** Start of DATA FOR PROCESSING **
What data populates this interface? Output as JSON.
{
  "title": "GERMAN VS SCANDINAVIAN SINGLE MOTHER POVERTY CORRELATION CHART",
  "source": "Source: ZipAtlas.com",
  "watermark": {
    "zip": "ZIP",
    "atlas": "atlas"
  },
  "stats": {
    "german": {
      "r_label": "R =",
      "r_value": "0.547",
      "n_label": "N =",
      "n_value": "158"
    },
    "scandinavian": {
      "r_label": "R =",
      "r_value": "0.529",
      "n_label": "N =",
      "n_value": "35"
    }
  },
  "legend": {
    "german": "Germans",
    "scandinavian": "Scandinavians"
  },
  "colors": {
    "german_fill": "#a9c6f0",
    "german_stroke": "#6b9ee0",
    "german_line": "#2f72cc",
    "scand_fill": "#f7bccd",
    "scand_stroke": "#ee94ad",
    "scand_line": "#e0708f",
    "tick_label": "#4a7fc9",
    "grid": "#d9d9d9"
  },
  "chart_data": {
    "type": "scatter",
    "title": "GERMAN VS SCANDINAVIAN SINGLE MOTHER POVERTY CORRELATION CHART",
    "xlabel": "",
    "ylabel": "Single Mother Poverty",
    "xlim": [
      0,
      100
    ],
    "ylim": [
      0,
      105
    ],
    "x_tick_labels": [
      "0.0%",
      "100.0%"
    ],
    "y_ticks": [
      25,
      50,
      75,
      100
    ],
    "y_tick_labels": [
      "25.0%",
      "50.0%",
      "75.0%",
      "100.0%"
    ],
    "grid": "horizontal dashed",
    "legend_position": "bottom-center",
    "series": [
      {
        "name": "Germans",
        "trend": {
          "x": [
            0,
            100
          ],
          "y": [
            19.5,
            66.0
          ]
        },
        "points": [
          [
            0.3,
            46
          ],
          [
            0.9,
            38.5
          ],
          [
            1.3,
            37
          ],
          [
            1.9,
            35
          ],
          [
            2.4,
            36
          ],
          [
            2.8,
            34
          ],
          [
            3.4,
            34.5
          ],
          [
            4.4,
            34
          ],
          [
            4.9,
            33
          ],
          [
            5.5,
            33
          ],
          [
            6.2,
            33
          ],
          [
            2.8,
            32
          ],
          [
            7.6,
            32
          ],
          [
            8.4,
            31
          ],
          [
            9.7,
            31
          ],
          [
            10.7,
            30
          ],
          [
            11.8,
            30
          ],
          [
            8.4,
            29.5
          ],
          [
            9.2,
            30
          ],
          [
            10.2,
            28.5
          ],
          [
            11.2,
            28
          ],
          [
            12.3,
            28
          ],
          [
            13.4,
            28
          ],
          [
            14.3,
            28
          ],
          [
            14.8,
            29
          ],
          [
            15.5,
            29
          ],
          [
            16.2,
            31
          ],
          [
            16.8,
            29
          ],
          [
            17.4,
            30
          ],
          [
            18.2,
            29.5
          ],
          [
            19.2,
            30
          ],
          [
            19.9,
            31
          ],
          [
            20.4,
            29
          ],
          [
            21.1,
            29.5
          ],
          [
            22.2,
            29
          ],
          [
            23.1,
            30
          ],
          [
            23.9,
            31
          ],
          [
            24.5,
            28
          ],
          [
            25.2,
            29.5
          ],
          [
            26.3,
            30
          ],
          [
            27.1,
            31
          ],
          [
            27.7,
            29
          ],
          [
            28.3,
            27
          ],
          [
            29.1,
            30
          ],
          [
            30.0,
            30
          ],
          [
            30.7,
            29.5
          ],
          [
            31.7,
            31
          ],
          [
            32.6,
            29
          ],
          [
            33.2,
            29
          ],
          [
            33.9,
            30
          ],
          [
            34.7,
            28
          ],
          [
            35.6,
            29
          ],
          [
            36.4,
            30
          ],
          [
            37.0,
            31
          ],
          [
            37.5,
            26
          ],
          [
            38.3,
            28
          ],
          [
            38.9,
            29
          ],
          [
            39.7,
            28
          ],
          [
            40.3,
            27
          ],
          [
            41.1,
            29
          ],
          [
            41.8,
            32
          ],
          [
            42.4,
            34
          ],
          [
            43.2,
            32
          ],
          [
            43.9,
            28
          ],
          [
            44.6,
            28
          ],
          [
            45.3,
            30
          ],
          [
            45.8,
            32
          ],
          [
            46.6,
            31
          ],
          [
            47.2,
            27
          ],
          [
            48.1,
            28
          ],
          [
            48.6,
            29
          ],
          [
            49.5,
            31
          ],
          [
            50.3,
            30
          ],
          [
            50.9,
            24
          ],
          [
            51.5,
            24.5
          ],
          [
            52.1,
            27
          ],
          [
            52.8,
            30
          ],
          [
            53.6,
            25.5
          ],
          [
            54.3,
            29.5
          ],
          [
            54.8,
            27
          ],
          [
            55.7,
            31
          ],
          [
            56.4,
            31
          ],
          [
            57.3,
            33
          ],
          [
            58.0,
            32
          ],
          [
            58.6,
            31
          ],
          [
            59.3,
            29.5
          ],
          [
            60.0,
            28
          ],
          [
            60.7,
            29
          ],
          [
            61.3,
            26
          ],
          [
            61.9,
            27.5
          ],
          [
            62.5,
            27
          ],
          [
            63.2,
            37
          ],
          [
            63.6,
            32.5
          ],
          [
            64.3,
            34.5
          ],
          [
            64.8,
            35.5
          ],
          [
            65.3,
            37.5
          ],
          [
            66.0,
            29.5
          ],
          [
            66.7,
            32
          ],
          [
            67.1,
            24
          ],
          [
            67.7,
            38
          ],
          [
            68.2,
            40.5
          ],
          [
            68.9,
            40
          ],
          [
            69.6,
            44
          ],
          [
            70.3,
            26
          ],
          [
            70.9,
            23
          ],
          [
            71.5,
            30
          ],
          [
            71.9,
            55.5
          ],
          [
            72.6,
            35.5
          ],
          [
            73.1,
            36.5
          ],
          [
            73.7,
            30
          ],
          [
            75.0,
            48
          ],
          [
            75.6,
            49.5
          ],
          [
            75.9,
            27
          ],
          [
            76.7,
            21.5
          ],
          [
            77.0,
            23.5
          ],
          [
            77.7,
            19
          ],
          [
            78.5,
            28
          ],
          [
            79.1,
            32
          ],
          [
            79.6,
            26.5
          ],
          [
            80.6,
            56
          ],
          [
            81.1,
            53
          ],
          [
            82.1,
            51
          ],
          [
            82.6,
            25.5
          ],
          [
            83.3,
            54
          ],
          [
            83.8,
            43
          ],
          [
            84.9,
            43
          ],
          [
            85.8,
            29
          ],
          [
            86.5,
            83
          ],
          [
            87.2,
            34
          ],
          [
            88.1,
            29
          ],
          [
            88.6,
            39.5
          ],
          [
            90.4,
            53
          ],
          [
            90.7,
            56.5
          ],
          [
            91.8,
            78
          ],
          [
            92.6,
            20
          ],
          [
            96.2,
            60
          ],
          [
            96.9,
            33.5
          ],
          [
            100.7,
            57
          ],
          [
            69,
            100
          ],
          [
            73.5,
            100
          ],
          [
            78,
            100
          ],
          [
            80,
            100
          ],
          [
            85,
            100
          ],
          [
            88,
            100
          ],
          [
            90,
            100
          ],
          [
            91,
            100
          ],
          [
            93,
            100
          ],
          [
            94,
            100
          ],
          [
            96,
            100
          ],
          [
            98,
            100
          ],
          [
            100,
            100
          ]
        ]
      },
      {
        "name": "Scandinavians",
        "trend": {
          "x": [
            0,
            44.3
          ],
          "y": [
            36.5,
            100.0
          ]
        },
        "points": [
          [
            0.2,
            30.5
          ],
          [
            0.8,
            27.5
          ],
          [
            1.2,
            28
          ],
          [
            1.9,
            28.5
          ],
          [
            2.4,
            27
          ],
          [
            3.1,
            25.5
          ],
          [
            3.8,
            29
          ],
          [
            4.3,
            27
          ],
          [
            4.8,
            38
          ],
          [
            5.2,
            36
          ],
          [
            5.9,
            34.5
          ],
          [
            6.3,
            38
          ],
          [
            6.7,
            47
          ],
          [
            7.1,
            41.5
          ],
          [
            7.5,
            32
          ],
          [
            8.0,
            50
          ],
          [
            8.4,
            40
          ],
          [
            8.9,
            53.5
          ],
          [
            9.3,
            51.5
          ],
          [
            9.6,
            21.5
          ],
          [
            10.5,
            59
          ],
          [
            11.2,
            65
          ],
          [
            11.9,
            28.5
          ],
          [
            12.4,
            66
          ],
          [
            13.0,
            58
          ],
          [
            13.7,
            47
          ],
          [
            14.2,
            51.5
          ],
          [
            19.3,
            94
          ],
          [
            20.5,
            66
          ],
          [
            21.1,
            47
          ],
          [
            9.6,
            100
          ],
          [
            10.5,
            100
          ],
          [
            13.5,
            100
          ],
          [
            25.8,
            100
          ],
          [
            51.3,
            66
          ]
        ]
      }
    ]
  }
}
** End of DATA FOR PROCESSING **
◆ TO DO
Copy the lines from the entries above in which the word "title" appears.

◆ REPLY
  "title": "GERMAN VS SCANDINAVIAN SINGLE MOTHER POVERTY CORRELATION CHART",
    "title": "GERMAN VS SCANDINAVIAN SINGLE MOTHER POVERTY CORRELATION CHART",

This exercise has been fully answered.